(Stored entries)
╔══
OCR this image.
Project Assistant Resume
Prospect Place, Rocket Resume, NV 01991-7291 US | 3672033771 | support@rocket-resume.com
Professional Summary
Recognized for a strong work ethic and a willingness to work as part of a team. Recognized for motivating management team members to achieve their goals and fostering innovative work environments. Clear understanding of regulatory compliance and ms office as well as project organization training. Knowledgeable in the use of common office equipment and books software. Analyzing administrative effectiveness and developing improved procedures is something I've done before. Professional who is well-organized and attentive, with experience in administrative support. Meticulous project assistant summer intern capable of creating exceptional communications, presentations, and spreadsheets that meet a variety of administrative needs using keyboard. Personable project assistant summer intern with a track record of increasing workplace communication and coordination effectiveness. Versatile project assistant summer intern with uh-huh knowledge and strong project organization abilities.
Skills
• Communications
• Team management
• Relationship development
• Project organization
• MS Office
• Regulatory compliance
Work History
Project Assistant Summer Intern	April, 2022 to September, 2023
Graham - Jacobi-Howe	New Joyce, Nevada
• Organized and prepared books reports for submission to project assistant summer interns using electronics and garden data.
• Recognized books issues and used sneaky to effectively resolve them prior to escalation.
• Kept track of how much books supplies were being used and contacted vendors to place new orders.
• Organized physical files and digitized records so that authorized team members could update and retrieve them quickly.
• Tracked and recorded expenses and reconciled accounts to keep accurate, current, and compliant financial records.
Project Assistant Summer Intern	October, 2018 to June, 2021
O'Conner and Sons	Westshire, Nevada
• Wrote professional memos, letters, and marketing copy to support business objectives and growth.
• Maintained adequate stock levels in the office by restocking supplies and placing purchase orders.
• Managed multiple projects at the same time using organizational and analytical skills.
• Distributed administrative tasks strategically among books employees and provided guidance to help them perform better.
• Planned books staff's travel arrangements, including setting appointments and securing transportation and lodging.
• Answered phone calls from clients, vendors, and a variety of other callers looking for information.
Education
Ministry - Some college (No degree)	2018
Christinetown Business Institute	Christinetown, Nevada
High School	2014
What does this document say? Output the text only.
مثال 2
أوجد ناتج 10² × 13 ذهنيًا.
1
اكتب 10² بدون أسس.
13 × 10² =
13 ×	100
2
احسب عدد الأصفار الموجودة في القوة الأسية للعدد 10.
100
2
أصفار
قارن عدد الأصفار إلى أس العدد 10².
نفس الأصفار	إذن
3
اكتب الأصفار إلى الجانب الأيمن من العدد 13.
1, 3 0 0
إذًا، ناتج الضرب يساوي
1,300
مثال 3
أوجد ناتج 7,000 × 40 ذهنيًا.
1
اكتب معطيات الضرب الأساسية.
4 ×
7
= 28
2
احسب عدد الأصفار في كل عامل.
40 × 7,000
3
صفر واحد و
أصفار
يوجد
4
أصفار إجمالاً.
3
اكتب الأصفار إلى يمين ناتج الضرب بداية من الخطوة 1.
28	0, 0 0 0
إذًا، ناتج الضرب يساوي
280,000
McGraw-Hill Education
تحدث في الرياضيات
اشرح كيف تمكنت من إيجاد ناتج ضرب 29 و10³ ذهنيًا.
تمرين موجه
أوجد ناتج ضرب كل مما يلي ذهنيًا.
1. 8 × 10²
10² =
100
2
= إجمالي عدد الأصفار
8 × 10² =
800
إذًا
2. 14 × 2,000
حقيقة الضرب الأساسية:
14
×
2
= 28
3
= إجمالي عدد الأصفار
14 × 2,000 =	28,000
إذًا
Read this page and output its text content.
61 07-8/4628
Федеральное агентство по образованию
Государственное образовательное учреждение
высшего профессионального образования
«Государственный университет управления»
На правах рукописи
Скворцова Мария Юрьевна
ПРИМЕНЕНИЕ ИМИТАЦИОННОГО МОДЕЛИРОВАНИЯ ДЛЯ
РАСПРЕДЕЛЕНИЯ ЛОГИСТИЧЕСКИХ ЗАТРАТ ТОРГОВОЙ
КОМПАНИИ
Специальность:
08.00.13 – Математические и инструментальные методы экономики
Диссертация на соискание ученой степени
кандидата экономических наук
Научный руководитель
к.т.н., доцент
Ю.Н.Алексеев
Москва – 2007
╚══
Given task –
Extract from the data every line where "الأساسية" shows up.

Exercise output –
اكتب معطيات الضرب الأساسية.
حقيقة الضرب الأساسية:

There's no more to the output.